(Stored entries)
+ + + +
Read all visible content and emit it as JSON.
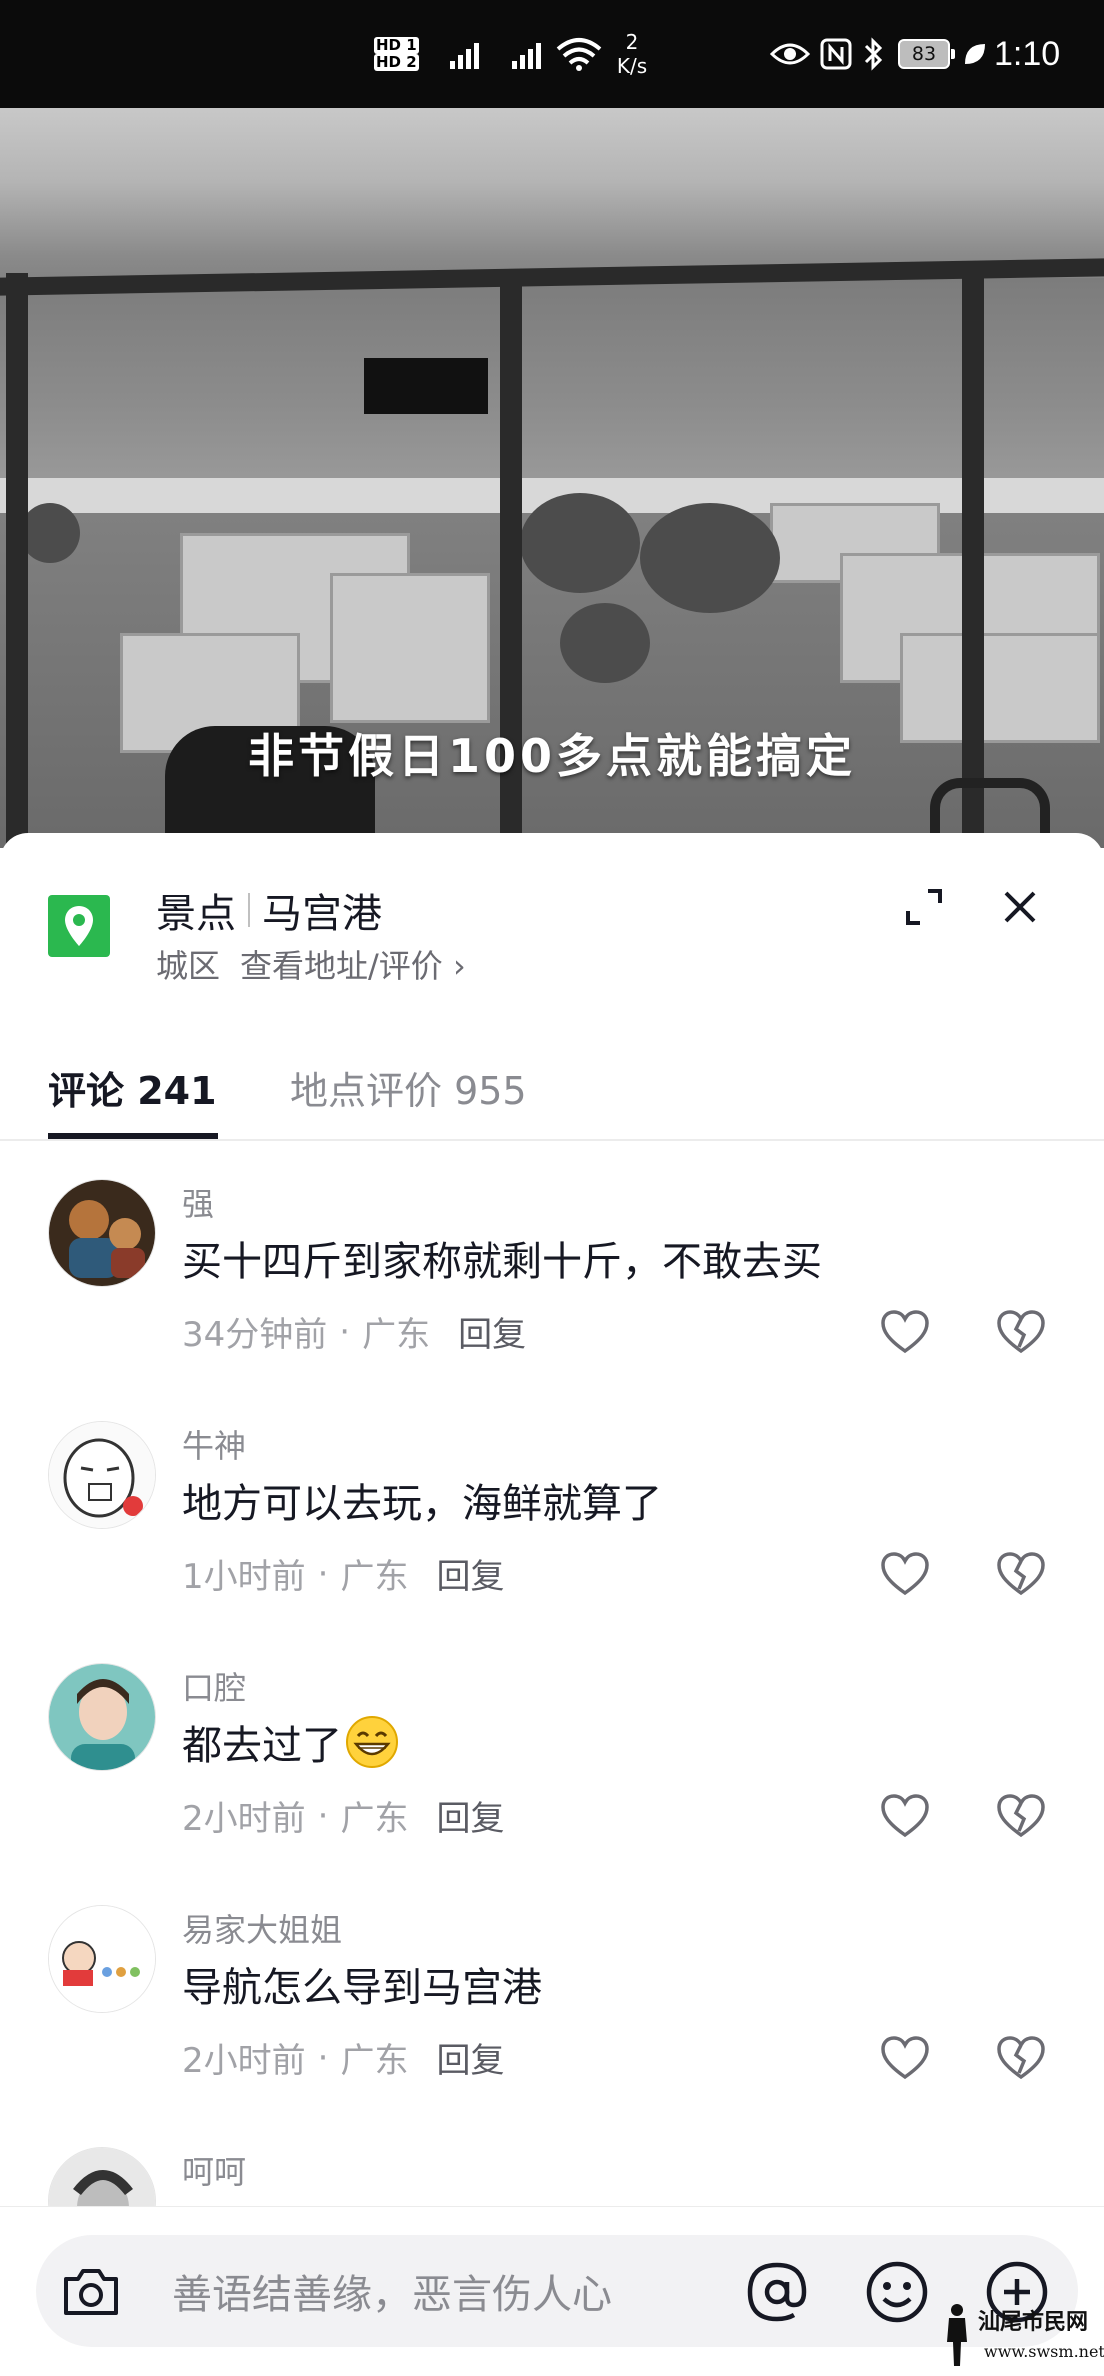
{
  "status_bar": {
    "hd1": "HD 1",
    "hd2": "HD 2",
    "net_speed_value": "2",
    "net_speed_unit": "K/s",
    "battery": "83",
    "time": "1:10"
  },
  "video": {
    "caption": "非节假日100多点就能搞定"
  },
  "location": {
    "category": "景点",
    "name": "马宫港",
    "area": "城区",
    "link": "查看地址/评价 ›",
    "icon": "map-pin-icon",
    "icon_color": "#2bb84f"
  },
  "tabs": [
    {
      "label": "评论 241",
      "active": true
    },
    {
      "label": "地点评价 955",
      "active": false
    }
  ],
  "comments": [
    {
      "user": "强",
      "text": "买十四斤到家称就剩十斤，不敢去买",
      "time": "34分钟前",
      "region": "广东",
      "reply": "回复"
    },
    {
      "user": "牛神",
      "text": "地方可以去玩，海鲜就算了",
      "time": "1小时前",
      "region": "广东",
      "reply": "回复"
    },
    {
      "user": "口腔",
      "text": "都去过了",
      "time": "2小时前",
      "region": "广东",
      "reply": "回复"
    },
    {
      "user": "易家大姐姐",
      "text": "导航怎么导到马宫港",
      "time": "2小时前",
      "region": "广东",
      "reply": "回复"
    },
    {
      "user": "呵呵",
      "text": "",
      "time": "",
      "region": "",
      "reply": ""
    }
  ],
  "input": {
    "placeholder": "善语结善缘，恶言伤人心"
  },
  "watermark": {
    "text": "汕尾市民网",
    "url": "www.swsm.net"
  }
}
+ + + +
* Given problem:
Go through the entries and return each line where the word "user" appears.

* The reply:
      "user": "强",
      "user": "牛神",
      "user": "口腔",
      "user": "易家大姐姐",
      "user": "呵呵",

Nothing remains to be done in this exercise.